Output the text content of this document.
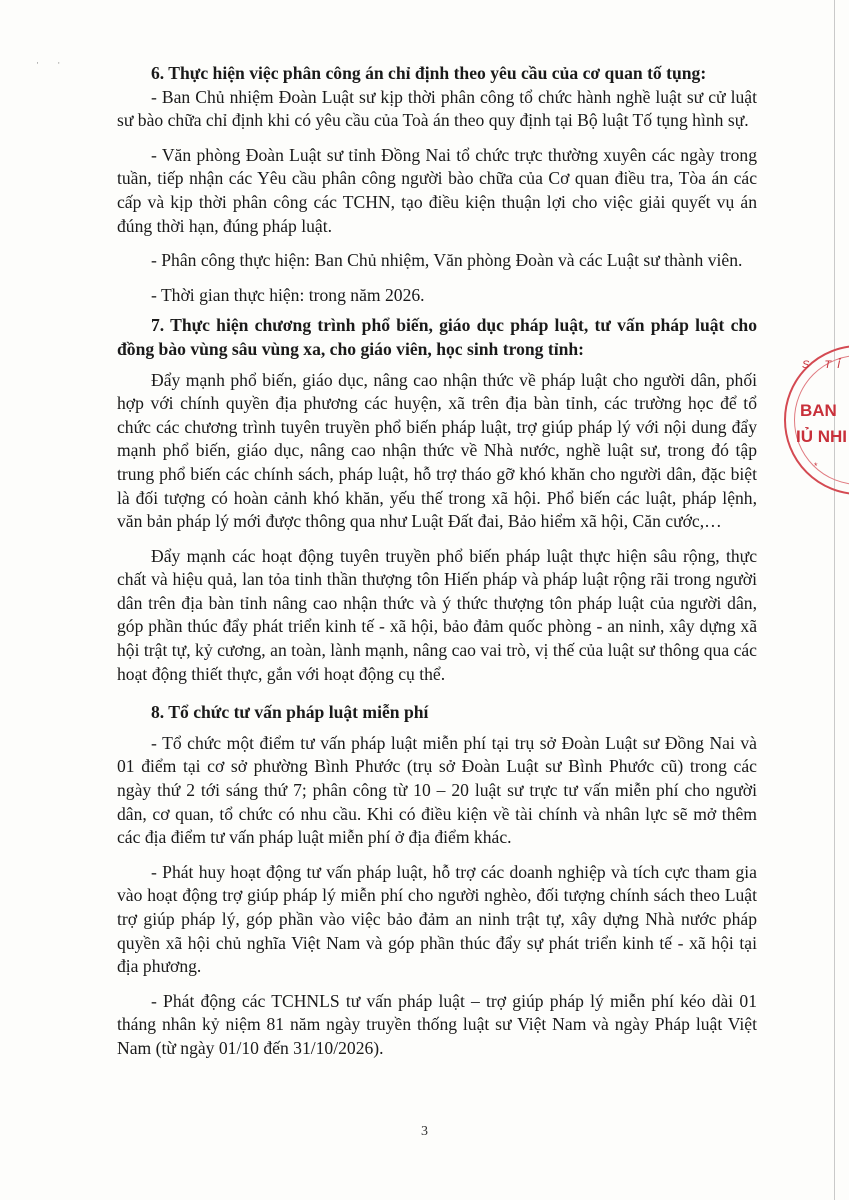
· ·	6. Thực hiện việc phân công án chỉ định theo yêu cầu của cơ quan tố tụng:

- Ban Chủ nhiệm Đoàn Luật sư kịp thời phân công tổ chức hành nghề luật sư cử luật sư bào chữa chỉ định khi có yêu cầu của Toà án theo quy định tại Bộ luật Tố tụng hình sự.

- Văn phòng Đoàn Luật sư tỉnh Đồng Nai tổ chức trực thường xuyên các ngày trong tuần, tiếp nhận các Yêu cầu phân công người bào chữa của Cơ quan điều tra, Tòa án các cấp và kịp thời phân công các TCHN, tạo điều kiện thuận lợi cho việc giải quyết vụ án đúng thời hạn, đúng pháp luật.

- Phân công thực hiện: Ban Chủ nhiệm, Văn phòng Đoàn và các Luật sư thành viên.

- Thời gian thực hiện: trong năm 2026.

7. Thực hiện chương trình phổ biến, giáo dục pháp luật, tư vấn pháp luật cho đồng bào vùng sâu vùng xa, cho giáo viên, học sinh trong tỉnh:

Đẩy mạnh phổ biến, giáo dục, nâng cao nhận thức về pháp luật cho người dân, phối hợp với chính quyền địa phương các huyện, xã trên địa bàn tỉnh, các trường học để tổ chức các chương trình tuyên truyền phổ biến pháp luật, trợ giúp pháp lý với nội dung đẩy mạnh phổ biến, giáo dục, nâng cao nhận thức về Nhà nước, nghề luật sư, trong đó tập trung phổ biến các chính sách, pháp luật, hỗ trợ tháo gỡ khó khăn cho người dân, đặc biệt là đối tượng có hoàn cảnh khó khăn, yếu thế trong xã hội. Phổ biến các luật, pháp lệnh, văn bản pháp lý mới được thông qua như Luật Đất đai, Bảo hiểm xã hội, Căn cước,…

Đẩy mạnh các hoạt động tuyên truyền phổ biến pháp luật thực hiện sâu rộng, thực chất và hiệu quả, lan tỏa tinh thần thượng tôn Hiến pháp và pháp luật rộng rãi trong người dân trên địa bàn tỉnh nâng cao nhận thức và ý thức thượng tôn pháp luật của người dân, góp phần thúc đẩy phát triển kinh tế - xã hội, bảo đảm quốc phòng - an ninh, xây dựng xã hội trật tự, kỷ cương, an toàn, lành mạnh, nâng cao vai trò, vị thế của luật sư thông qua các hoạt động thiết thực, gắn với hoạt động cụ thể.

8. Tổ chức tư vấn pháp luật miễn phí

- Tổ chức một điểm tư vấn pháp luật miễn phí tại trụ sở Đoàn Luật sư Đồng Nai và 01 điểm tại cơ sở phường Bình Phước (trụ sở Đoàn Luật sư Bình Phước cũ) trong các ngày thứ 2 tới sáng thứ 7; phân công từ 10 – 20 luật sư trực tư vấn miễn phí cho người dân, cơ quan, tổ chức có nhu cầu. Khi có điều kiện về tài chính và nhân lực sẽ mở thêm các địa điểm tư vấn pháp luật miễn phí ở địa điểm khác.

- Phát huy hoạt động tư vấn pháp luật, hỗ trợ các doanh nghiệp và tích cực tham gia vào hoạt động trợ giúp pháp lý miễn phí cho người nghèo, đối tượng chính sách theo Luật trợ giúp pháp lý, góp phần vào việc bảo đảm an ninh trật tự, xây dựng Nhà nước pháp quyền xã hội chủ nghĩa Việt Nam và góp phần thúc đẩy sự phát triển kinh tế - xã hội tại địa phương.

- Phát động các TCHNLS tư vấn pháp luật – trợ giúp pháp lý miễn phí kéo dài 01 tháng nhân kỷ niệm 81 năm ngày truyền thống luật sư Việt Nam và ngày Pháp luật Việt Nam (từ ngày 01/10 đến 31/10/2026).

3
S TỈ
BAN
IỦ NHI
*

==

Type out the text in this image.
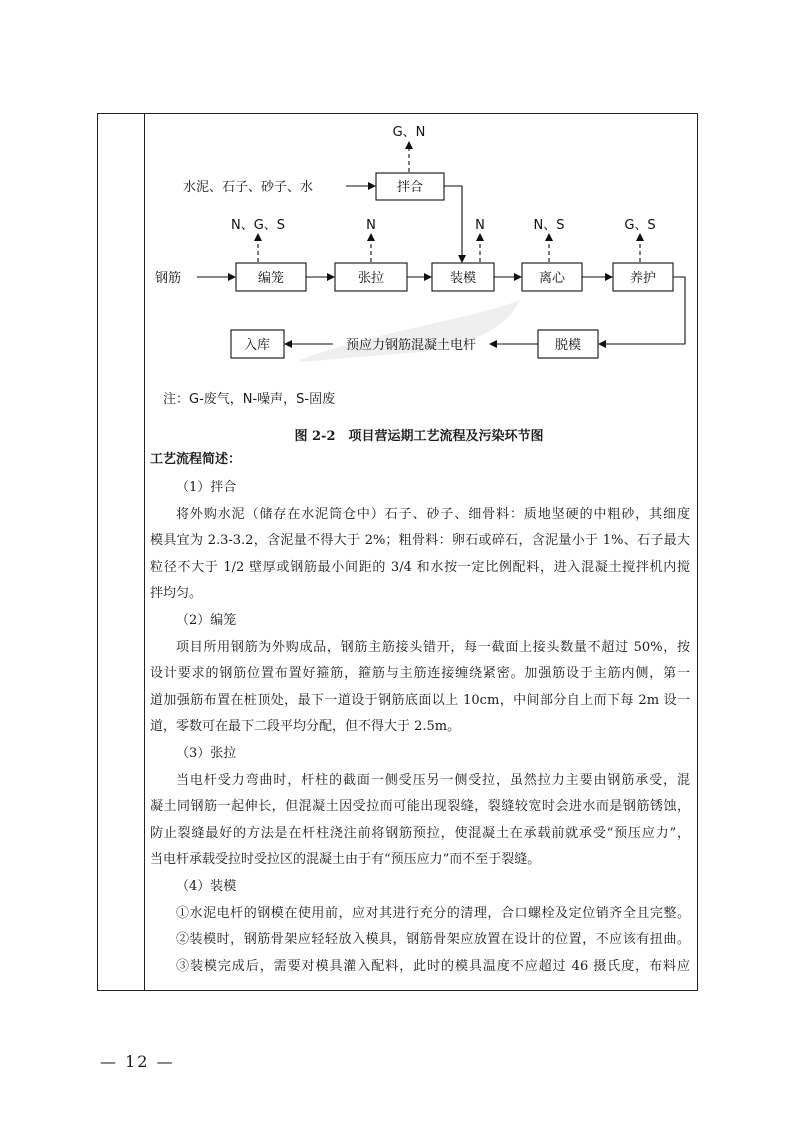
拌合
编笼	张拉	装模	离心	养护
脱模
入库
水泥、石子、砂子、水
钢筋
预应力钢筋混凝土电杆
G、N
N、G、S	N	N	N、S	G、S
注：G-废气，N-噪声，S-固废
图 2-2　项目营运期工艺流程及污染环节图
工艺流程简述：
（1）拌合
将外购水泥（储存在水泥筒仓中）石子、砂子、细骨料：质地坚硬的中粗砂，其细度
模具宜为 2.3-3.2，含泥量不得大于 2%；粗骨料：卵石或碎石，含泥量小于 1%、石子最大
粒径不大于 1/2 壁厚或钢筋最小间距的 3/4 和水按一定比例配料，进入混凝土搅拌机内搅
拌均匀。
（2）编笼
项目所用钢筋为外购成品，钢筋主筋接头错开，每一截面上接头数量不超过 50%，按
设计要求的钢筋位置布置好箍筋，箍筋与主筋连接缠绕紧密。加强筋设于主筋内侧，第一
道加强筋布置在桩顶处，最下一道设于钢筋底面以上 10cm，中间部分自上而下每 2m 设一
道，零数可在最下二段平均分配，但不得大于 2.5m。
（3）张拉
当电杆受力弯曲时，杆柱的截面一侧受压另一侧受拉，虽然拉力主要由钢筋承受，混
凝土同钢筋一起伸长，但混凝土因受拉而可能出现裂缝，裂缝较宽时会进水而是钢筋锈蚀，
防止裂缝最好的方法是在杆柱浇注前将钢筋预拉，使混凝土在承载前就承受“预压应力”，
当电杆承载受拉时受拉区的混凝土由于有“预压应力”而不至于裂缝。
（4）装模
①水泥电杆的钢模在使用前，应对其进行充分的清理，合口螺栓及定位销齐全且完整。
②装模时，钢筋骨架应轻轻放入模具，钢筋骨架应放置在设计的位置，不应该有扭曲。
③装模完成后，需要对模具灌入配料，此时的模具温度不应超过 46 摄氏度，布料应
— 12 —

### Goal:
Every line holding "viên" should be copied out.

### Solution to this problem:
- Phân công thực hiện: Ban Chủ nhiệm, Văn phòng Đoàn và các Luật sư thành viên.
7. Thực hiện chương trình phổ biến, giáo dục pháp luật, tư vấn pháp luật cho đồng bào vùng sâu vùng xa, cho giáo viên, học sinh trong tỉnh:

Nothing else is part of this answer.